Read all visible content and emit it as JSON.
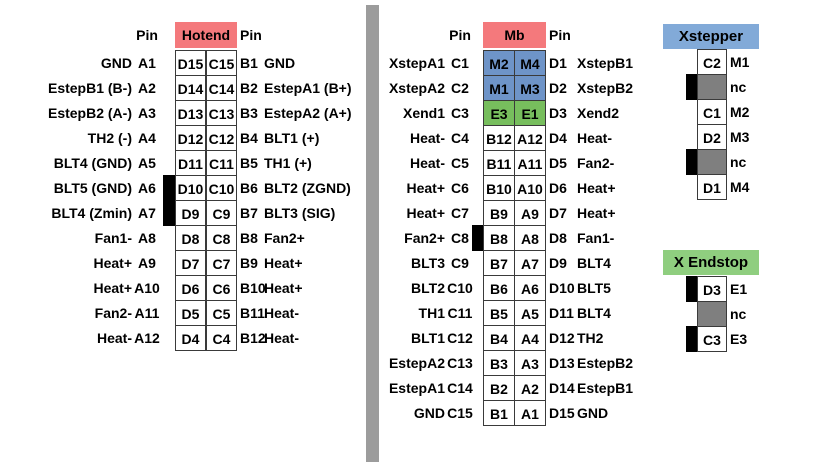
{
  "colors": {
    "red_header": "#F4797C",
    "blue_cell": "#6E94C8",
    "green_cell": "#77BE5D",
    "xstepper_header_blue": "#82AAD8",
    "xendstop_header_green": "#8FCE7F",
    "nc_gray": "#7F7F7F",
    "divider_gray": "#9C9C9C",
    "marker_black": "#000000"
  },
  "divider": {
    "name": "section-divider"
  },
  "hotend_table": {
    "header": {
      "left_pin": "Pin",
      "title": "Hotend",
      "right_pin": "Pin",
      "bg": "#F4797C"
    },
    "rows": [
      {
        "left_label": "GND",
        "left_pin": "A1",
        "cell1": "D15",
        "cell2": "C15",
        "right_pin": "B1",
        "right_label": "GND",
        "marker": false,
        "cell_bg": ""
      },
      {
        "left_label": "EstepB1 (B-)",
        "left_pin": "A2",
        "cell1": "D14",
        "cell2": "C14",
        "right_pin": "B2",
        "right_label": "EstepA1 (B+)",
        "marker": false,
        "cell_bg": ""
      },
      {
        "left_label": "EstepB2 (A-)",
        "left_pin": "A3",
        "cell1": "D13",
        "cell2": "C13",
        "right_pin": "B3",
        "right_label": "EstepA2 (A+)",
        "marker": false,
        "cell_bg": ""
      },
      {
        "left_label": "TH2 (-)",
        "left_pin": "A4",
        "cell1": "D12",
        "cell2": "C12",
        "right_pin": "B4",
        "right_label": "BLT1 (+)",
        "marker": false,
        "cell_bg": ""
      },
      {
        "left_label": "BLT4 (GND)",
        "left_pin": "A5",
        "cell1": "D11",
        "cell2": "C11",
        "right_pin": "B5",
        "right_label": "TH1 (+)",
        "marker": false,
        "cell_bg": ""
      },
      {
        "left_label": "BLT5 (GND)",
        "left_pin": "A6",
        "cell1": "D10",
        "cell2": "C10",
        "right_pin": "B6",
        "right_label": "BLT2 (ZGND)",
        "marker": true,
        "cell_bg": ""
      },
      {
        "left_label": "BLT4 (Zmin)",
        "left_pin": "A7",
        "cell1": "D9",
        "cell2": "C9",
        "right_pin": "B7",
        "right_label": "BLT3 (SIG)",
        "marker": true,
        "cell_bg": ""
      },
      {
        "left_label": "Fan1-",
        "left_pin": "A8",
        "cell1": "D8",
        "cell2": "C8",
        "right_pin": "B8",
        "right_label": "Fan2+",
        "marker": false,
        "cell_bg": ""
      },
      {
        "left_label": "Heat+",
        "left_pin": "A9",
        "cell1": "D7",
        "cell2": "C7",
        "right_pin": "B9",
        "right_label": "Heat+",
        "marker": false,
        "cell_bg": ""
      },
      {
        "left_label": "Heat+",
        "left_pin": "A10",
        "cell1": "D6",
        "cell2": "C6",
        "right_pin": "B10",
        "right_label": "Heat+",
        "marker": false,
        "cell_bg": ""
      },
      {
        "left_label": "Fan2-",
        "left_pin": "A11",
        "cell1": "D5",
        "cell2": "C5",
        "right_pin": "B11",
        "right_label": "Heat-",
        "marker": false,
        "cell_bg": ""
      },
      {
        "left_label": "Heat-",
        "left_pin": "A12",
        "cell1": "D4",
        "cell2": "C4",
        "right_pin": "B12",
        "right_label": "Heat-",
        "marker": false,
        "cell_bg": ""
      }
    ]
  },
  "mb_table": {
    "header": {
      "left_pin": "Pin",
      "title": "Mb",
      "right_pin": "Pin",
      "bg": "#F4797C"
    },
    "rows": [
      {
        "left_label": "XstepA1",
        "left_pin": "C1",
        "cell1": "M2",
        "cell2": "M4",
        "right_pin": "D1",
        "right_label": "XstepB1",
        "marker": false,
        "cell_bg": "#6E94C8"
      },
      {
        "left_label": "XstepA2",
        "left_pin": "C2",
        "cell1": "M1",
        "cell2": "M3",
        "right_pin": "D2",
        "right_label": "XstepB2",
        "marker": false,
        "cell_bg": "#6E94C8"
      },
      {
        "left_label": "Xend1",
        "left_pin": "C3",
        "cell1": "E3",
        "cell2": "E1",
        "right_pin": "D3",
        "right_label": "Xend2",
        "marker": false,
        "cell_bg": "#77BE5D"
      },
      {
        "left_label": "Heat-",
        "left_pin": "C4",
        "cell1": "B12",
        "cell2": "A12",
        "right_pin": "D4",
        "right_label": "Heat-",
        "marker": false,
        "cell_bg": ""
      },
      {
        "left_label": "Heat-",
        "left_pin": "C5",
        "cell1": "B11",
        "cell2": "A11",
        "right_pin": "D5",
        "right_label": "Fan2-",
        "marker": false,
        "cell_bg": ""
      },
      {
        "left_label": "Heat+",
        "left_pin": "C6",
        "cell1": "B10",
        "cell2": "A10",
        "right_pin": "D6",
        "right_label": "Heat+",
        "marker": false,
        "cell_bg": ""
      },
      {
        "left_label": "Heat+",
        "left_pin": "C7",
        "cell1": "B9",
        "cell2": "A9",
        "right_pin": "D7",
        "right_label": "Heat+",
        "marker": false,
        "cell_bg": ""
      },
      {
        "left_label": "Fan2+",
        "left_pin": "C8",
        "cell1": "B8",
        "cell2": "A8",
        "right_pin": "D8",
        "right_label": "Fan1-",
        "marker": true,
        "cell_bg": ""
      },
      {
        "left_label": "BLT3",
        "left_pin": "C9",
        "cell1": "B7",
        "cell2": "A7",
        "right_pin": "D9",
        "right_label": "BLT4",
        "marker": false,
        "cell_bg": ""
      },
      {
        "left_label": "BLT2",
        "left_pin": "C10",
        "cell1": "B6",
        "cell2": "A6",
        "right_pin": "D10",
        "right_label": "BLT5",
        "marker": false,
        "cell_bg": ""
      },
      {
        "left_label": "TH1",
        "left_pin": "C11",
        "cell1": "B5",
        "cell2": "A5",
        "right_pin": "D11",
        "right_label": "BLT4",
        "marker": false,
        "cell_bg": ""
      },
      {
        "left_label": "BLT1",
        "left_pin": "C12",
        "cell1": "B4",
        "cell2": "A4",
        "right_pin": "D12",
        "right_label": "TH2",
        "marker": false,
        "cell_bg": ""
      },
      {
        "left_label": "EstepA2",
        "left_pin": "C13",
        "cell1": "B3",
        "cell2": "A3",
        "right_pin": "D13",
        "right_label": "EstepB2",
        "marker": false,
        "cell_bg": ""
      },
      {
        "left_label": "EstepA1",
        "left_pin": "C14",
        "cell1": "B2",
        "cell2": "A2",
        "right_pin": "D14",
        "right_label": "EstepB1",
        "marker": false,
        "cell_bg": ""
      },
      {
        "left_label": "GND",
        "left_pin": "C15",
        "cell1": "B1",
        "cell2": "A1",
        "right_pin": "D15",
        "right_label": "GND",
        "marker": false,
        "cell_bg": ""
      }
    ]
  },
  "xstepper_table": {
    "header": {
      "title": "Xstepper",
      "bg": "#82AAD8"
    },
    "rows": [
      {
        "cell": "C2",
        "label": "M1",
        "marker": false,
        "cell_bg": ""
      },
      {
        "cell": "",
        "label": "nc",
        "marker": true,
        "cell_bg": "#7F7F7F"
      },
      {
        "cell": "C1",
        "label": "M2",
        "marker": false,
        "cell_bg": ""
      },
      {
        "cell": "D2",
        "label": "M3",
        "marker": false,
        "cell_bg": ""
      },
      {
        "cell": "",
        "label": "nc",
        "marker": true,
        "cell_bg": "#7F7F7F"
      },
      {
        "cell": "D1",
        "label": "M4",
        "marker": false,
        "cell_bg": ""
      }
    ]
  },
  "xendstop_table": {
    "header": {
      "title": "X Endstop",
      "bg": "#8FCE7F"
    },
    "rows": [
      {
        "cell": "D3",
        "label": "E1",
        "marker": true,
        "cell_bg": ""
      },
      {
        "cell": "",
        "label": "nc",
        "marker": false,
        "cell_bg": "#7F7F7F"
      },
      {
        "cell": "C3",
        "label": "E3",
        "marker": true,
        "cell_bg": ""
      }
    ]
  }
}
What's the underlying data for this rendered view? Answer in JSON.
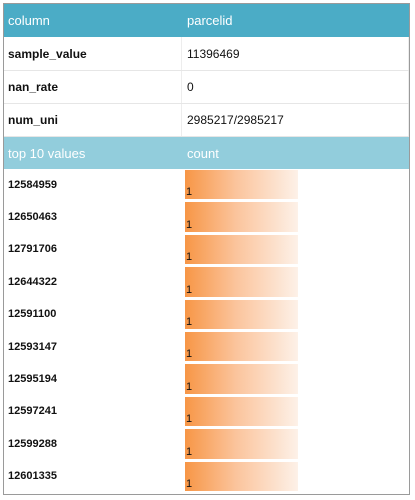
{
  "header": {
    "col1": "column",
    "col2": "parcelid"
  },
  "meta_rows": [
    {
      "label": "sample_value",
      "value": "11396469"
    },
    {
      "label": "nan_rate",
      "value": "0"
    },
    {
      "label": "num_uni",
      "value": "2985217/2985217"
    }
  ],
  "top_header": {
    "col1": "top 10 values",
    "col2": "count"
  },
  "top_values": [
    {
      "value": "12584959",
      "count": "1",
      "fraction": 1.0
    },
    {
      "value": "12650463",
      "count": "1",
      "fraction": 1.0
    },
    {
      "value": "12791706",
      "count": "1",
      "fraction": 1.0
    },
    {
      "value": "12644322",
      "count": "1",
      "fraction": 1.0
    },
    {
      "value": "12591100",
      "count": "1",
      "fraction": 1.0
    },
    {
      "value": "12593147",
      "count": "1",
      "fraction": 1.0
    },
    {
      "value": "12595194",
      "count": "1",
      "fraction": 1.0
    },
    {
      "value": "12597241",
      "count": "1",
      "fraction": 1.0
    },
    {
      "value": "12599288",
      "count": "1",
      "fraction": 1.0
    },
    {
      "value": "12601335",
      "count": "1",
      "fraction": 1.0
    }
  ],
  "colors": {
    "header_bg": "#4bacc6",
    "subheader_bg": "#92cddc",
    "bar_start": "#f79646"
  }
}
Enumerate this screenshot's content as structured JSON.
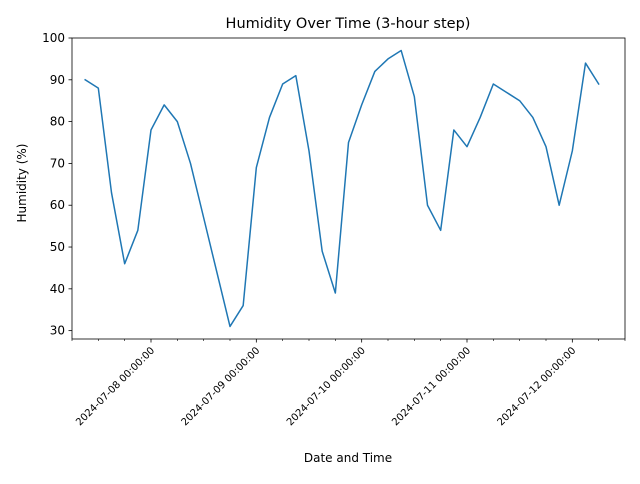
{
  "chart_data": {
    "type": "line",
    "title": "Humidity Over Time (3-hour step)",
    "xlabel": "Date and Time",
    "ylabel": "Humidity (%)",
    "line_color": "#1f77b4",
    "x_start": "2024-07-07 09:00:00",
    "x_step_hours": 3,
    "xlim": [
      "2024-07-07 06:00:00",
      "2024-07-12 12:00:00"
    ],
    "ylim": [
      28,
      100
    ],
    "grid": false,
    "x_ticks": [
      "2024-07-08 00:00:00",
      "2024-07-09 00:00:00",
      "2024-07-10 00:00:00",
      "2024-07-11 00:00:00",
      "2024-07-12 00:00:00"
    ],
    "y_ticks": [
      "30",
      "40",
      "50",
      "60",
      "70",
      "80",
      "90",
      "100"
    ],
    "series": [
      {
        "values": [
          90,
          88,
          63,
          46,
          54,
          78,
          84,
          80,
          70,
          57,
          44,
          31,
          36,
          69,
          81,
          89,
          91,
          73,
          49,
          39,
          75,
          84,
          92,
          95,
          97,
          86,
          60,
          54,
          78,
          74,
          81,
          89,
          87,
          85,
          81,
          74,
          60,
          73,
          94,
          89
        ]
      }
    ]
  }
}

○ ○ ○ ○

# YOUR INSTRUCTIONS
Each line containing "JSON" counts once; state the total number of such lines and nothing else.

# SOLUTION
3